> _WORK REQUIRED_: Scan the lines below for the string "John" and copy every one that has it.
● ● ● ● ● ● ●
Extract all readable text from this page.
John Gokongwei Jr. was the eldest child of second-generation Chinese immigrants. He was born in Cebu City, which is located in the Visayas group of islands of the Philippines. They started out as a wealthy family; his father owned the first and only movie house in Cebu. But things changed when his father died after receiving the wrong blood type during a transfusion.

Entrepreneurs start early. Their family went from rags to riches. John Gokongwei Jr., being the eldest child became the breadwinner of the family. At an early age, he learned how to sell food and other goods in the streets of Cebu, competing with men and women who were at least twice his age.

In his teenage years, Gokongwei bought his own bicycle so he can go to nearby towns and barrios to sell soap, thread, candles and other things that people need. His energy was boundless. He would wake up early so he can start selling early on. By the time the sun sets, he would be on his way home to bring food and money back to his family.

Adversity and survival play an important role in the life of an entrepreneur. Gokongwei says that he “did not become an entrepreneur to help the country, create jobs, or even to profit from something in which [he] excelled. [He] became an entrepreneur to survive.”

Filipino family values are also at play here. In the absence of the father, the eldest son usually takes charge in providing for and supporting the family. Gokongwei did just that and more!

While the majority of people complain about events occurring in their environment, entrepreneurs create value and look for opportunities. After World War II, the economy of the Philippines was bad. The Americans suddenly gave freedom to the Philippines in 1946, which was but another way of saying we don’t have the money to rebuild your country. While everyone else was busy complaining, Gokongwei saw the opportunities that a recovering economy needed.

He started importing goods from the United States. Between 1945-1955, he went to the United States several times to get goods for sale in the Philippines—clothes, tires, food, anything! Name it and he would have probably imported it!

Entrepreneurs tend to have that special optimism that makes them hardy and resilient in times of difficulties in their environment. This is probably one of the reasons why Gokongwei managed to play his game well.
● ● ● ● ● ● ●
> _WRITTEN REPLY_:
John Gokongwei Jr. was the eldest child of second-generation Chinese immigrants. He was born in Cebu City, which is located in the Visayas group of islands of the Philippines. They started out as a wealthy family; his father owned the first and only movie house in Cebu. But things changed when his father died after receiving the wrong blood type during a transfusion.
Entrepreneurs start early. Their family went from rags to riches. John Gokongwei Jr., being the eldest child became the breadwinner of the family. At an early age, he learned how to sell food and other goods in the streets of Cebu, competing with men and women who were at least twice his age.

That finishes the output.